#### Directions for this task
Beneath this sentence is a set of records; write each of them out exactly.

#### Data lines
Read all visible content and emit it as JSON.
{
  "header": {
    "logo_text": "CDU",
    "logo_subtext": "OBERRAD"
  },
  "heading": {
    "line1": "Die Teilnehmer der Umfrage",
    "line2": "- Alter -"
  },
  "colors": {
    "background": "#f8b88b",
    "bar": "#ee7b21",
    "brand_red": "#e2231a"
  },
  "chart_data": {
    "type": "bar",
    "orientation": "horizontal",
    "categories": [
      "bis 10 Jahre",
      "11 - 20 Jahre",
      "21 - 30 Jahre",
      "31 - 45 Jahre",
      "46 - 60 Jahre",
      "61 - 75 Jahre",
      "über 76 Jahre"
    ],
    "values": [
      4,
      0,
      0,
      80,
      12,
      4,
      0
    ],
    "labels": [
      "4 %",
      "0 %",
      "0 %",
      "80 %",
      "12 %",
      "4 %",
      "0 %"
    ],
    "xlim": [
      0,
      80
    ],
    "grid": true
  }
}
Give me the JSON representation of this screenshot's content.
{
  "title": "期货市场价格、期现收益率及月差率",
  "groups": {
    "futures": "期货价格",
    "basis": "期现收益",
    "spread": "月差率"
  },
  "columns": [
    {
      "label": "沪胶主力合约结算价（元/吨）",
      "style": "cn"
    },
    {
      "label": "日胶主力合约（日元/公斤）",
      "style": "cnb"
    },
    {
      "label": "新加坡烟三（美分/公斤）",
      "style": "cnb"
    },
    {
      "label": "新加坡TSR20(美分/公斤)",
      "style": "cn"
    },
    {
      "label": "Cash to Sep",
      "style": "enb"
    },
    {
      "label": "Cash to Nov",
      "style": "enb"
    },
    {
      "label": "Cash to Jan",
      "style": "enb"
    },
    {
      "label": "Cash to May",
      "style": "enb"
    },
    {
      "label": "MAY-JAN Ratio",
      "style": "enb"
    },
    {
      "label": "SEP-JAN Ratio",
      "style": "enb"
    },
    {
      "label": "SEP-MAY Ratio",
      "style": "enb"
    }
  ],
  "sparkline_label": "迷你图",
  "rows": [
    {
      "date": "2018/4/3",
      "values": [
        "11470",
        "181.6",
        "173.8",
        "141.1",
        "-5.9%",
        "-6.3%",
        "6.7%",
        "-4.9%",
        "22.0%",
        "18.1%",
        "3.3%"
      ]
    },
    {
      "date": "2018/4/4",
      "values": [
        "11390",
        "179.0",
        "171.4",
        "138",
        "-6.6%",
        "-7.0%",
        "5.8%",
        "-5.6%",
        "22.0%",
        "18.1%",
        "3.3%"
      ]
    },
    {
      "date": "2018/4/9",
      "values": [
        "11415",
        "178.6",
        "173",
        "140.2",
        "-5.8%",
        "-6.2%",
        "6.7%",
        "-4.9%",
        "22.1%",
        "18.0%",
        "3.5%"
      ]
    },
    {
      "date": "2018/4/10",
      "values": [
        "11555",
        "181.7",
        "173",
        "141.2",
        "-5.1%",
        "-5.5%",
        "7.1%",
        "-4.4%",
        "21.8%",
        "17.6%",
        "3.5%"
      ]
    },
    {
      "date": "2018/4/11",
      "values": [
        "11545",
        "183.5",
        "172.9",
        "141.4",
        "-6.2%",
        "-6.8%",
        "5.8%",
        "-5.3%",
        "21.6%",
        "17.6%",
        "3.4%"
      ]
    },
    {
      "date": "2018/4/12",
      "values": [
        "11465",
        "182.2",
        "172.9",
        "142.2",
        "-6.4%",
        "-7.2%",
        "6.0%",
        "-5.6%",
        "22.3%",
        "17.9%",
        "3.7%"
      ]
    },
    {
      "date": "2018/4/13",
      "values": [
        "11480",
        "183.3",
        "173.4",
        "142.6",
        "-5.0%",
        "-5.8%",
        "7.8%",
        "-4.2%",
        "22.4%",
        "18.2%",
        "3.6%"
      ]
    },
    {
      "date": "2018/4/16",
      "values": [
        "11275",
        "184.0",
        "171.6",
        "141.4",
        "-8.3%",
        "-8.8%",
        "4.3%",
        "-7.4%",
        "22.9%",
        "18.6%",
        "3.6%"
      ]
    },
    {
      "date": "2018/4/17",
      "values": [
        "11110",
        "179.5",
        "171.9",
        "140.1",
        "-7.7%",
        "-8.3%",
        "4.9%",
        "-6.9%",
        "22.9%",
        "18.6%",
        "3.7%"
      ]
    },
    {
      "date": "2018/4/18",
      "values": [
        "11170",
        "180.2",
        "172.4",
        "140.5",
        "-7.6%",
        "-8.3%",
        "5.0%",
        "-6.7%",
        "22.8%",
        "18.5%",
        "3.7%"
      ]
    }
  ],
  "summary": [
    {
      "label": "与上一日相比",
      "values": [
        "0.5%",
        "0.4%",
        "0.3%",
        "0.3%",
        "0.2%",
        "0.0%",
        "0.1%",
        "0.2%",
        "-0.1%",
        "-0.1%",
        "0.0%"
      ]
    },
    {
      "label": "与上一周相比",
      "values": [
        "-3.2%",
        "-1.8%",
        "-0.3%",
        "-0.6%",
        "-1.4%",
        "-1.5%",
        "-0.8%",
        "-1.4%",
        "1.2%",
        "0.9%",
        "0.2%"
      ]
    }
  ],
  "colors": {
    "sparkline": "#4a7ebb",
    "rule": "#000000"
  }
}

#### Task solution
Read all visible content and emit it as JSON.
{
  "header": {
    "logo_text": "CDU",
    "logo_subtext": "OBERRAD"
  },
  "heading": {
    "line1": "Die Teilnehmer der Umfrage",
    "line2": "- Alter -"
  },
  "colors": {
    "background": "#f8b88b",
    "bar": "#ee7b21",
    "brand_red": "#e2231a"
  },
  "chart_data": {
    "type": "bar",
    "orientation": "horizontal",
    "categories": [
      "bis 10 Jahre",
      "11 - 20 Jahre",
      "21 - 30 Jahre",
      "31 - 45 Jahre",
      "46 - 60 Jahre",
      "61 - 75 Jahre",
      "über 76 Jahre"
    ],
    "values": [
      4,
      0,
      0,
      80,
      12,
      4,
      0
    ],
    "labels": [
      "4 %",
      "0 %",
      "0 %",
      "80 %",
      "12 %",
      "4 %",
      "0 %"
    ],
    "xlim": [
      0,
      80
    ],
    "grid": true
  }
}
Give me the JSON representation of this screenshot's content.
{
  "title": "期货市场价格、期现收益率及月差率",
  "groups": {
    "futures": "期货价格",
    "basis": "期现收益",
    "spread": "月差率"
  },
  "columns": [
    {
      "label": "沪胶主力合约结算价（元/吨）",
      "style": "cn"
    },
    {
      "label": "日胶主力合约（日元/公斤）",
      "style": "cnb"
    },
    {
      "label": "新加坡烟三（美分/公斤）",
      "style": "cnb"
    },
    {
      "label": "新加坡TSR20(美分/公斤)",
      "style": "cn"
    },
    {
      "label": "Cash to Sep",
      "style": "enb"
    },
    {
      "label": "Cash to Nov",
      "style": "enb"
    },
    {
      "label": "Cash to Jan",
      "style": "enb"
    },
    {
      "label": "Cash to May",
      "style": "enb"
    },
    {
      "label": "MAY-JAN Ratio",
      "style": "enb"
    },
    {
      "label": "SEP-JAN Ratio",
      "style": "enb"
    },
    {
      "label": "SEP-MAY Ratio",
      "style": "enb"
    }
  ],
  "sparkline_label": "迷你图",
  "rows": [
    {
      "date": "2018/4/3",
      "values": [
        "11470",
        "181.6",
        "173.8",
        "141.1",
        "-5.9%",
        "-6.3%",
        "6.7%",
        "-4.9%",
        "22.0%",
        "18.1%",
        "3.3%"
      ]
    },
    {
      "date": "2018/4/4",
      "values": [
        "11390",
        "179.0",
        "171.4",
        "138",
        "-6.6%",
        "-7.0%",
        "5.8%",
        "-5.6%",
        "22.0%",
        "18.1%",
        "3.3%"
      ]
    },
    {
      "date": "2018/4/9",
      "values": [
        "11415",
        "178.6",
        "173",
        "140.2",
        "-5.8%",
        "-6.2%",
        "6.7%",
        "-4.9%",
        "22.1%",
        "18.0%",
        "3.5%"
      ]
    },
    {
      "date": "2018/4/10",
      "values": [
        "11555",
        "181.7",
        "173",
        "141.2",
        "-5.1%",
        "-5.5%",
        "7.1%",
        "-4.4%",
        "21.8%",
        "17.6%",
        "3.5%"
      ]
    },
    {
      "date": "2018/4/11",
      "values": [
        "11545",
        "183.5",
        "172.9",
        "141.4",
        "-6.2%",
        "-6.8%",
        "5.8%",
        "-5.3%",
        "21.6%",
        "17.6%",
        "3.4%"
      ]
    },
    {
      "date": "2018/4/12",
      "values": [
        "11465",
        "182.2",
        "172.9",
        "142.2",
        "-6.4%",
        "-7.2%",
        "6.0%",
        "-5.6%",
        "22.3%",
        "17.9%",
        "3.7%"
      ]
    },
    {
      "date": "2018/4/13",
      "values": [
        "11480",
        "183.3",
        "173.4",
        "142.6",
        "-5.0%",
        "-5.8%",
        "7.8%",
        "-4.2%",
        "22.4%",
        "18.2%",
        "3.6%"
      ]
    },
    {
      "date": "2018/4/16",
      "values": [
        "11275",
        "184.0",
        "171.6",
        "141.4",
        "-8.3%",
        "-8.8%",
        "4.3%",
        "-7.4%",
        "22.9%",
        "18.6%",
        "3.6%"
      ]
    },
    {
      "date": "2018/4/17",
      "values": [
        "11110",
        "179.5",
        "171.9",
        "140.1",
        "-7.7%",
        "-8.3%",
        "4.9%",
        "-6.9%",
        "22.9%",
        "18.6%",
        "3.7%"
      ]
    },
    {
      "date": "2018/4/18",
      "values": [
        "11170",
        "180.2",
        "172.4",
        "140.5",
        "-7.6%",
        "-8.3%",
        "5.0%",
        "-6.7%",
        "22.8%",
        "18.5%",
        "3.7%"
      ]
    }
  ],
  "summary": [
    {
      "label": "与上一日相比",
      "values": [
        "0.5%",
        "0.4%",
        "0.3%",
        "0.3%",
        "0.2%",
        "0.0%",
        "0.1%",
        "0.2%",
        "-0.1%",
        "-0.1%",
        "0.0%"
      ]
    },
    {
      "label": "与上一周相比",
      "values": [
        "-3.2%",
        "-1.8%",
        "-0.3%",
        "-0.6%",
        "-1.4%",
        "-1.5%",
        "-0.8%",
        "-1.4%",
        "1.2%",
        "0.9%",
        "0.2%"
      ]
    }
  ],
  "colors": {
    "sparkline": "#4a7ebb",
    "rule": "#000000"
  }
}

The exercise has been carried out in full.